** START Data for processing **
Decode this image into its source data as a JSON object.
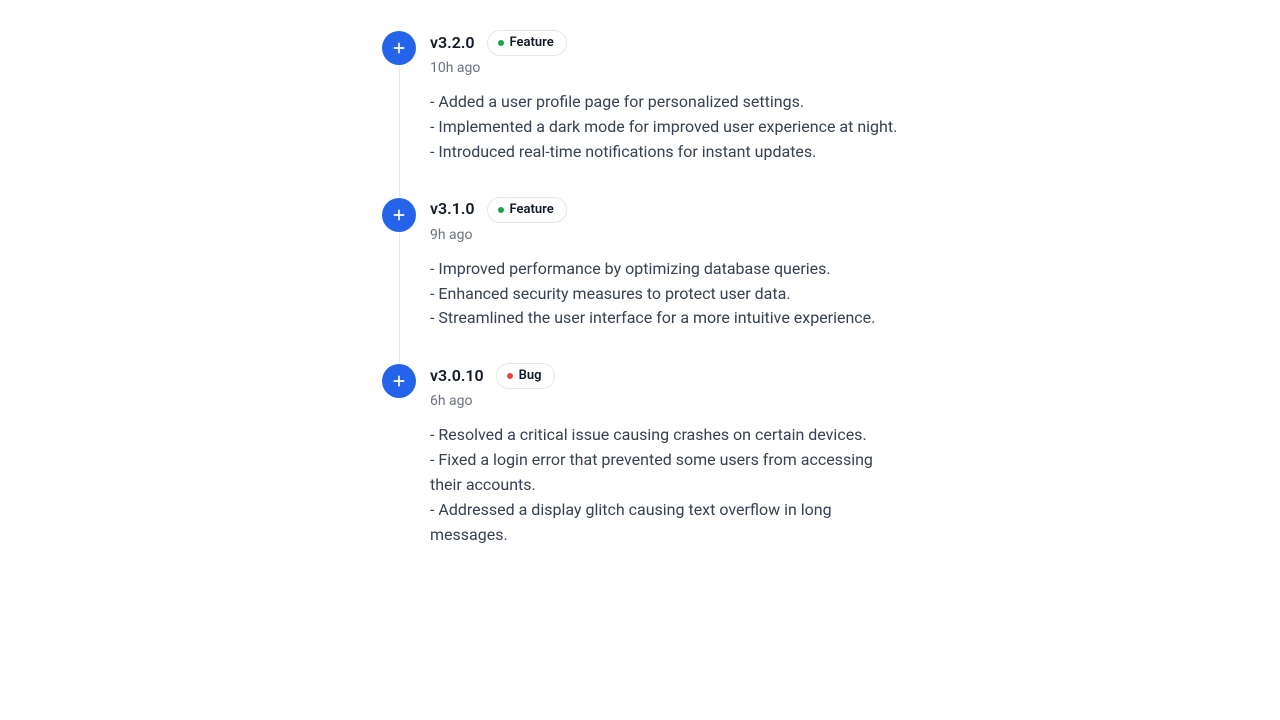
{
  "releases": [
    {
      "version": "v3.2.0",
      "badge": {
        "label": "Feature",
        "kind": "feature"
      },
      "time": "10h ago",
      "notes": [
        "- Added a user profile page for personalized settings.",
        "- Implemented a dark mode for improved user experience at night.",
        "- Introduced real-time notifications for instant updates."
      ]
    },
    {
      "version": "v3.1.0",
      "badge": {
        "label": "Feature",
        "kind": "feature"
      },
      "time": "9h ago",
      "notes": [
        "- Improved performance by optimizing database queries.",
        "- Enhanced security measures to protect user data.",
        "- Streamlined the user interface for a more intuitive experience."
      ]
    },
    {
      "version": "v3.0.10",
      "badge": {
        "label": "Bug",
        "kind": "bug"
      },
      "time": "6h ago",
      "notes": [
        "- Resolved a critical issue causing crashes on certain devices.",
        "- Fixed a login error that prevented some users from accessing their accounts.",
        "- Addressed a display glitch causing text overflow in long messages."
      ]
    }
  ]
}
** END Data for processing **
Task description ::
Go through the preceding material and copy each line that has the word "version".

Reply to the exercise ::
      "version": "v3.2.0",
      "version": "v3.1.0",
      "version": "v3.0.10",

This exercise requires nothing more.